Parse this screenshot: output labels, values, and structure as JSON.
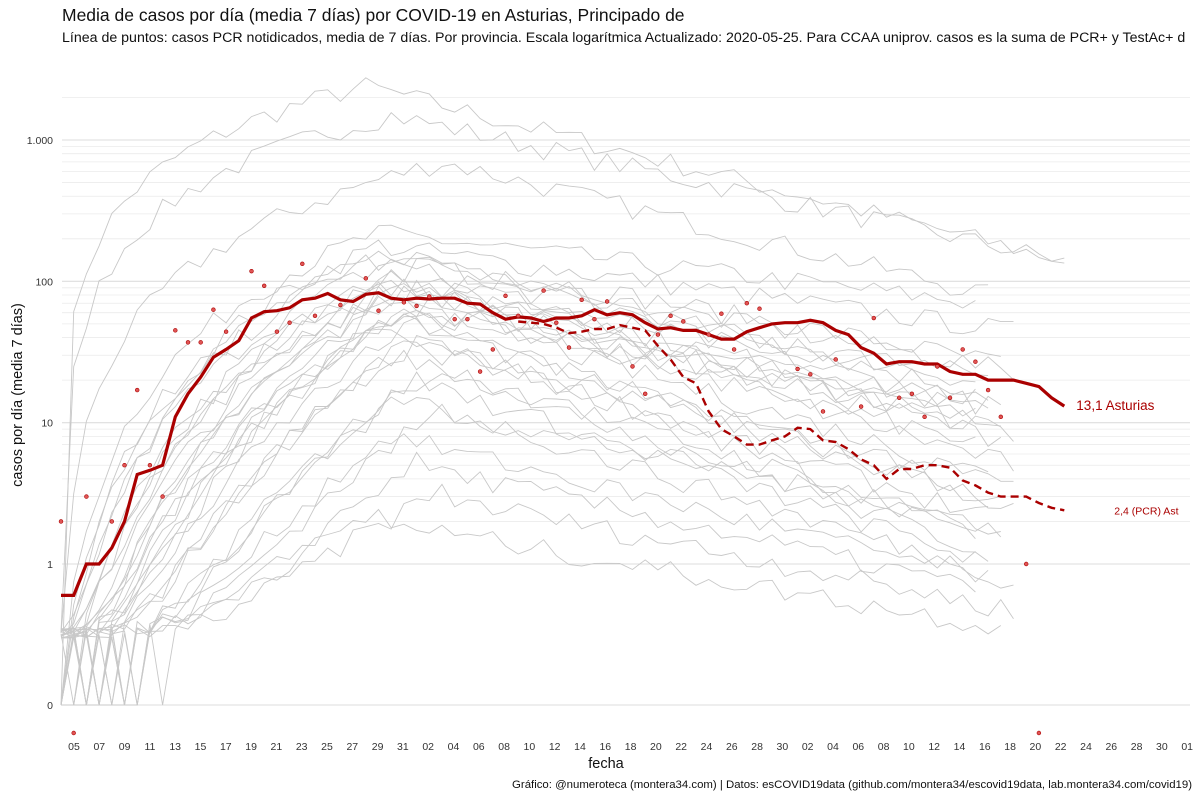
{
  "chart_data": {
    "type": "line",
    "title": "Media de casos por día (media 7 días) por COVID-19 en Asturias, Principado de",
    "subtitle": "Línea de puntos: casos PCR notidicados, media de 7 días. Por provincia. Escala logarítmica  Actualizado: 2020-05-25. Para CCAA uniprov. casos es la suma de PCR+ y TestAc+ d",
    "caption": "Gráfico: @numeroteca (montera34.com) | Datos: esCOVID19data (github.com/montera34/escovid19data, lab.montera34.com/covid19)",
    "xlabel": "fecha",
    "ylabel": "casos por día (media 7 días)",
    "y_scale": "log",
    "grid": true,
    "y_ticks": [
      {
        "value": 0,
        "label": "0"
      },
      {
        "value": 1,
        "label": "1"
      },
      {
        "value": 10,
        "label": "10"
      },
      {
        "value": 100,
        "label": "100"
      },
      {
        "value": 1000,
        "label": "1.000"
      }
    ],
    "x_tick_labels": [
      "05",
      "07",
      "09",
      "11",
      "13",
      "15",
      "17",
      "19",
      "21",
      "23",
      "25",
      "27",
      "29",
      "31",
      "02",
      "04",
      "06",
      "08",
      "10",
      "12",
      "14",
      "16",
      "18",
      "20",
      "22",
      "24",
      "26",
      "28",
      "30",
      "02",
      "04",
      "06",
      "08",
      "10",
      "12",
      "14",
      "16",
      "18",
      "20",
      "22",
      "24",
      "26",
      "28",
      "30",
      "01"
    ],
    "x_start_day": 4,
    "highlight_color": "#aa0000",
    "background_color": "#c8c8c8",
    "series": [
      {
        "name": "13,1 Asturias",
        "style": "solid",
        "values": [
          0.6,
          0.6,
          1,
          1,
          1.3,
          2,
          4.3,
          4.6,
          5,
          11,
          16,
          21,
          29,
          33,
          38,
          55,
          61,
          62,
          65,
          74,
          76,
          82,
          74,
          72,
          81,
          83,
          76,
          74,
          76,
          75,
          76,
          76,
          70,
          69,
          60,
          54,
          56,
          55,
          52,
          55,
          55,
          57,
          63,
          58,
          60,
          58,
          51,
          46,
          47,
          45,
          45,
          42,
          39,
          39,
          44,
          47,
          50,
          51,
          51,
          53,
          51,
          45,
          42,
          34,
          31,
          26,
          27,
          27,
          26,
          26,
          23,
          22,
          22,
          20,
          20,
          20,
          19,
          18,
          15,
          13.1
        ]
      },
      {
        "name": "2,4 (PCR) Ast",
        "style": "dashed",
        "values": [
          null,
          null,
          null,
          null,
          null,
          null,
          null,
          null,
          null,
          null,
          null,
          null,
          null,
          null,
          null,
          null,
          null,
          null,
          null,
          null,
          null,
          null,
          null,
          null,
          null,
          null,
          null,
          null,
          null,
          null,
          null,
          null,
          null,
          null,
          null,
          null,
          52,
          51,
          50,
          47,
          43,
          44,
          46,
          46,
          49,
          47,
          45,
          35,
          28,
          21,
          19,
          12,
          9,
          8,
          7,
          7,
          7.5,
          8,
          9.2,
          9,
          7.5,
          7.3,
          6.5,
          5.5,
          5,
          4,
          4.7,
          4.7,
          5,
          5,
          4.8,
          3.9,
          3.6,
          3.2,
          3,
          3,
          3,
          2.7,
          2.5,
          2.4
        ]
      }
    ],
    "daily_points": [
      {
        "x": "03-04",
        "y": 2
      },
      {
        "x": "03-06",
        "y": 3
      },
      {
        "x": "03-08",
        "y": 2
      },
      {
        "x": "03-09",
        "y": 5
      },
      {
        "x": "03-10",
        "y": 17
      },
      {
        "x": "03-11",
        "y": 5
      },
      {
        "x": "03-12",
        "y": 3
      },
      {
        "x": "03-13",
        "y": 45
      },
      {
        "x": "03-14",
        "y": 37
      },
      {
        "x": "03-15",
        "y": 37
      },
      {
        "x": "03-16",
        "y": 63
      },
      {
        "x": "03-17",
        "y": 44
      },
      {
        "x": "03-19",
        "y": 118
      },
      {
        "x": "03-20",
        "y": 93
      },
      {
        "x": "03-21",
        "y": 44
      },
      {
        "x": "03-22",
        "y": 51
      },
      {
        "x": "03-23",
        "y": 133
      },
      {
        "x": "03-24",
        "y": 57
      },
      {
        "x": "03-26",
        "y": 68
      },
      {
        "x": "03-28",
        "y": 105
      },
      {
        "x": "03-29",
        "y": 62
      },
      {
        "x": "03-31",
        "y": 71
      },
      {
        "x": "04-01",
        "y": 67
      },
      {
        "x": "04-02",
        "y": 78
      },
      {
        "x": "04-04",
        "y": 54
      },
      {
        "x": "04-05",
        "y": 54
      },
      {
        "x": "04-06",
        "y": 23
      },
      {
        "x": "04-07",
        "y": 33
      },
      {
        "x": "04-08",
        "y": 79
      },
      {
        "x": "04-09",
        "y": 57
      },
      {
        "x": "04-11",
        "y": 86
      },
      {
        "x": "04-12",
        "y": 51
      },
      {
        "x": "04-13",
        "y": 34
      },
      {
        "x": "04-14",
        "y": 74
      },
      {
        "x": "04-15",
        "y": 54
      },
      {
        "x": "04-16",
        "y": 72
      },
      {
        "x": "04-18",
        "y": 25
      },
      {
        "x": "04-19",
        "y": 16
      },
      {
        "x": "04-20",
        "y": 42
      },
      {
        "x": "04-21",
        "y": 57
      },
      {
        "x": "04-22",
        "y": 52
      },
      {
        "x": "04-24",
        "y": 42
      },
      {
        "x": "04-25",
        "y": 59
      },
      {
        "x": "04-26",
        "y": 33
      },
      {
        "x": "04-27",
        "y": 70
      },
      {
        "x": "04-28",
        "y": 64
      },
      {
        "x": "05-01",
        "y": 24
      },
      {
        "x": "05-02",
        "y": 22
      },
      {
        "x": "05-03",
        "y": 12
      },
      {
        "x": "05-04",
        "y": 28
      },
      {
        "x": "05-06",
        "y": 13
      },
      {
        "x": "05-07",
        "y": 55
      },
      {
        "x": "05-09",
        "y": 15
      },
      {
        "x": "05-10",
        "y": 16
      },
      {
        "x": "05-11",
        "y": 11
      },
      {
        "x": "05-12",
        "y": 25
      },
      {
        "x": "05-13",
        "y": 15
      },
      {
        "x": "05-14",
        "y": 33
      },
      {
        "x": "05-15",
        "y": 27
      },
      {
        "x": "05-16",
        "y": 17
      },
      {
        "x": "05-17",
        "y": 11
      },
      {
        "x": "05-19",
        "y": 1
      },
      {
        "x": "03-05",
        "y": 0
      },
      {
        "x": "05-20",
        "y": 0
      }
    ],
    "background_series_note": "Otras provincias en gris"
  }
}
______________________________
- **Instructions to follow**:
Scan the records above for the string "casos", then report every line that contains it.

- **Output of the task**:
    "title": "Media de casos por día (media 7 días) por COVID-19 en Asturias, Principado de",
    "subtitle": "Línea de puntos: casos PCR notidicados, media de 7 días. Por provincia. Escala logarítmica  Actualizado: 2020-05-25. Para CCAA uniprov. casos es la suma de PCR+ y TestAc+ d",
    "ylabel": "casos por día (media 7 días)",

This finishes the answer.